■ Required task:
Write each record again exactly as it stands.

[Stored items from a collection]
—————

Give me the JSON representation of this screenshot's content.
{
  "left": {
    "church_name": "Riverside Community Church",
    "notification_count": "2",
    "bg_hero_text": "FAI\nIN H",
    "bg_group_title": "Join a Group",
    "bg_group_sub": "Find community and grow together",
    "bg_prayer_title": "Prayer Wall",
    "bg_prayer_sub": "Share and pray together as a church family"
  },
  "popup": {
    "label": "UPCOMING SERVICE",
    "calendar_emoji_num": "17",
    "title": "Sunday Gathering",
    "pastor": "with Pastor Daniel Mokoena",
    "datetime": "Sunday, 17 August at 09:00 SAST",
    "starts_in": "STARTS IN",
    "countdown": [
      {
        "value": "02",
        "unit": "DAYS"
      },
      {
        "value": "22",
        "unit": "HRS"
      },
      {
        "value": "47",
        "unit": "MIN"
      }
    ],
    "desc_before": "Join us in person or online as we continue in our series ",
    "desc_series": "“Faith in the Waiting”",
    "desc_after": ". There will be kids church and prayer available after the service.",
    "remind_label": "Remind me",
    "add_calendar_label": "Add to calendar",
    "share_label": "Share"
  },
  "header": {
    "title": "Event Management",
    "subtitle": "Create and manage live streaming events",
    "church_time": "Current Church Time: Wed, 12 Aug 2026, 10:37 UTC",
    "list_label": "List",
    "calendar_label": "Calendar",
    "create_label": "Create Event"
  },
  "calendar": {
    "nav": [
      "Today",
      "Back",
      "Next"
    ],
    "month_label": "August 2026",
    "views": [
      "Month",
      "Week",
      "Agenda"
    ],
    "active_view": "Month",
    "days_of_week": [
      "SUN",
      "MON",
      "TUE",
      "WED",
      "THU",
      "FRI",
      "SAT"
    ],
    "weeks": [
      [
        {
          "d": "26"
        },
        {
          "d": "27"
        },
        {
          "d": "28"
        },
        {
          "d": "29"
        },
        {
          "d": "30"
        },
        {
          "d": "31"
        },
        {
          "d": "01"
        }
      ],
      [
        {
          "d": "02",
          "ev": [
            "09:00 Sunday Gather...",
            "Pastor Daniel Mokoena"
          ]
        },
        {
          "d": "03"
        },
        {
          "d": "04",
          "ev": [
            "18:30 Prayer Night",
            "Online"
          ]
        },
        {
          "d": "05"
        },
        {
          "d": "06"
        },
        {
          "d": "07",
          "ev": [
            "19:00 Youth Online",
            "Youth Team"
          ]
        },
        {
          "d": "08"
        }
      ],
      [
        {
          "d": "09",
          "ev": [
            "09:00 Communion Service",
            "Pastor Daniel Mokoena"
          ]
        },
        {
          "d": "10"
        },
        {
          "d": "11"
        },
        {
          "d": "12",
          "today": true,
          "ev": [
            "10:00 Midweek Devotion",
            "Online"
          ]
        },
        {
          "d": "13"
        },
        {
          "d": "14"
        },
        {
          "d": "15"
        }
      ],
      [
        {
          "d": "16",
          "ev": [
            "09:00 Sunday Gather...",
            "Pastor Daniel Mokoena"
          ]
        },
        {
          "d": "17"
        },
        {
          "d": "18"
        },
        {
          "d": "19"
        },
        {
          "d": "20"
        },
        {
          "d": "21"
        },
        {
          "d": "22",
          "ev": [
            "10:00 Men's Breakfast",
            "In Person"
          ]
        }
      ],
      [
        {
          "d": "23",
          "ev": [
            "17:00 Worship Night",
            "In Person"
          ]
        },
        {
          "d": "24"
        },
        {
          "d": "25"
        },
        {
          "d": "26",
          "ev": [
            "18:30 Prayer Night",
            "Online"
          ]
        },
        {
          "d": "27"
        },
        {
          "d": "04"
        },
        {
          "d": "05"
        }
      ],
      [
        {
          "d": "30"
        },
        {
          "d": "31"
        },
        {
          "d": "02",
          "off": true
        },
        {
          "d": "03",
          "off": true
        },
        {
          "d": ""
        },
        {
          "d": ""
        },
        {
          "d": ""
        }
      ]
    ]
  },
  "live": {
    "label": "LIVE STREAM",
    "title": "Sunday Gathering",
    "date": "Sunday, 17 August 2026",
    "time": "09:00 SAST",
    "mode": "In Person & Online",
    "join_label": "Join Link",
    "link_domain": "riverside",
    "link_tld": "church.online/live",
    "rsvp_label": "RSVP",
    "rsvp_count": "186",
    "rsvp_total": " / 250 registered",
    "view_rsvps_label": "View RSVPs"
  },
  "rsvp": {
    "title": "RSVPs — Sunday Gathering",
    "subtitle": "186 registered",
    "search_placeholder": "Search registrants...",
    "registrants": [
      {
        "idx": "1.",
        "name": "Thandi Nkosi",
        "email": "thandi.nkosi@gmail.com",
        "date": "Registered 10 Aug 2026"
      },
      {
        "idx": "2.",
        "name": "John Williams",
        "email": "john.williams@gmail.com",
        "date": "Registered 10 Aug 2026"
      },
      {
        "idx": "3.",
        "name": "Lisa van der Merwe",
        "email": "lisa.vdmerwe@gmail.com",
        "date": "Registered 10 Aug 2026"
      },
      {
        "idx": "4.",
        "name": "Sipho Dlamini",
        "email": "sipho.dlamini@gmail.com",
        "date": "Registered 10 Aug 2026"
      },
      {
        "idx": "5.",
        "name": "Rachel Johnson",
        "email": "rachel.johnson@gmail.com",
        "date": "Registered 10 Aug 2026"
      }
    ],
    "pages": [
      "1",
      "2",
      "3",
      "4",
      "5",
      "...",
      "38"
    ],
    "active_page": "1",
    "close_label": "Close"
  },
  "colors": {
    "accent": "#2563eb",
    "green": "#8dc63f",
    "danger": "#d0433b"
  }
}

—————

■ Right answer:
Give me the JSON representation of this screenshot's content.
{
  "left": {
    "church_name": "Riverside Community Church",
    "notification_count": "2",
    "bg_hero_text": "FAI\nIN H",
    "bg_group_title": "Join a Group",
    "bg_group_sub": "Find community and grow together",
    "bg_prayer_title": "Prayer Wall",
    "bg_prayer_sub": "Share and pray together as a church family"
  },
  "popup": {
    "label": "UPCOMING SERVICE",
    "calendar_emoji_num": "17",
    "title": "Sunday Gathering",
    "pastor": "with Pastor Daniel Mokoena",
    "datetime": "Sunday, 17 August at 09:00 SAST",
    "starts_in": "STARTS IN",
    "countdown": [
      {
        "value": "02",
        "unit": "DAYS"
      },
      {
        "value": "22",
        "unit": "HRS"
      },
      {
        "value": "47",
        "unit": "MIN"
      }
    ],
    "desc_before": "Join us in person or online as we continue in our series ",
    "desc_series": "“Faith in the Waiting”",
    "desc_after": ". There will be kids church and prayer available after the service.",
    "remind_label": "Remind me",
    "add_calendar_label": "Add to calendar",
    "share_label": "Share"
  },
  "header": {
    "title": "Event Management",
    "subtitle": "Create and manage live streaming events",
    "church_time": "Current Church Time: Wed, 12 Aug 2026, 10:37 UTC",
    "list_label": "List",
    "calendar_label": "Calendar",
    "create_label": "Create Event"
  },
  "calendar": {
    "nav": [
      "Today",
      "Back",
      "Next"
    ],
    "month_label": "August 2026",
    "views": [
      "Month",
      "Week",
      "Agenda"
    ],
    "active_view": "Month",
    "days_of_week": [
      "SUN",
      "MON",
      "TUE",
      "WED",
      "THU",
      "FRI",
      "SAT"
    ],
    "weeks": [
      [
        {
          "d": "26"
        },
        {
          "d": "27"
        },
        {
          "d": "28"
        },
        {
          "d": "29"
        },
        {
          "d": "30"
        },
        {
          "d": "31"
        },
        {
          "d": "01"
        }
      ],
      [
        {
          "d": "02",
          "ev": [
            "09:00 Sunday Gather...",
            "Pastor Daniel Mokoena"
          ]
        },
        {
          "d": "03"
        },
        {
          "d": "04",
          "ev": [
            "18:30 Prayer Night",
            "Online"
          ]
        },
        {
          "d": "05"
        },
        {
          "d": "06"
        },
        {
          "d": "07",
          "ev": [
            "19:00 Youth Online",
            "Youth Team"
          ]
        },
        {
          "d": "08"
        }
      ],
      [
        {
          "d": "09",
          "ev": [
            "09:00 Communion Service",
            "Pastor Daniel Mokoena"
          ]
        },
        {
          "d": "10"
        },
        {
          "d": "11"
        },
        {
          "d": "12",
          "today": true,
          "ev": [
            "10:00 Midweek Devotion",
            "Online"
          ]
        },
        {
          "d": "13"
        },
        {
          "d": "14"
        },
        {
          "d": "15"
        }
      ],
      [
        {
          "d": "16",
          "ev": [
            "09:00 Sunday Gather...",
            "Pastor Daniel Mokoena"
          ]
        },
        {
          "d": "17"
        },
        {
          "d": "18"
        },
        {
          "d": "19"
        },
        {
          "d": "20"
        },
        {
          "d": "21"
        },
        {
          "d": "22",
          "ev": [
            "10:00 Men's Breakfast",
            "In Person"
          ]
        }
      ],
      [
        {
          "d": "23",
          "ev": [
            "17:00 Worship Night",
            "In Person"
          ]
        },
        {
          "d": "24"
        },
        {
          "d": "25"
        },
        {
          "d": "26",
          "ev": [
            "18:30 Prayer Night",
            "Online"
          ]
        },
        {
          "d": "27"
        },
        {
          "d": "04"
        },
        {
          "d": "05"
        }
      ],
      [
        {
          "d": "30"
        },
        {
          "d": "31"
        },
        {
          "d": "02",
          "off": true
        },
        {
          "d": "03",
          "off": true
        },
        {
          "d": ""
        },
        {
          "d": ""
        },
        {
          "d": ""
        }
      ]
    ]
  },
  "live": {
    "label": "LIVE STREAM",
    "title": "Sunday Gathering",
    "date": "Sunday, 17 August 2026",
    "time": "09:00 SAST",
    "mode": "In Person & Online",
    "join_label": "Join Link",
    "link_domain": "riverside",
    "link_tld": "church.online/live",
    "rsvp_label": "RSVP",
    "rsvp_count": "186",
    "rsvp_total": " / 250 registered",
    "view_rsvps_label": "View RSVPs"
  },
  "rsvp": {
    "title": "RSVPs — Sunday Gathering",
    "subtitle": "186 registered",
    "search_placeholder": "Search registrants...",
    "registrants": [
      {
        "idx": "1.",
        "name": "Thandi Nkosi",
        "email": "thandi.nkosi@gmail.com",
        "date": "Registered 10 Aug 2026"
      },
      {
        "idx": "2.",
        "name": "John Williams",
        "email": "john.williams@gmail.com",
        "date": "Registered 10 Aug 2026"
      },
      {
        "idx": "3.",
        "name": "Lisa van der Merwe",
        "email": "lisa.vdmerwe@gmail.com",
        "date": "Registered 10 Aug 2026"
      },
      {
        "idx": "4.",
        "name": "Sipho Dlamini",
        "email": "sipho.dlamini@gmail.com",
        "date": "Registered 10 Aug 2026"
      },
      {
        "idx": "5.",
        "name": "Rachel Johnson",
        "email": "rachel.johnson@gmail.com",
        "date": "Registered 10 Aug 2026"
      }
    ],
    "pages": [
      "1",
      "2",
      "3",
      "4",
      "5",
      "...",
      "38"
    ],
    "active_page": "1",
    "close_label": "Close"
  },
  "colors": {
    "accent": "#2563eb",
    "green": "#8dc63f",
    "danger": "#d0433b"
  }
}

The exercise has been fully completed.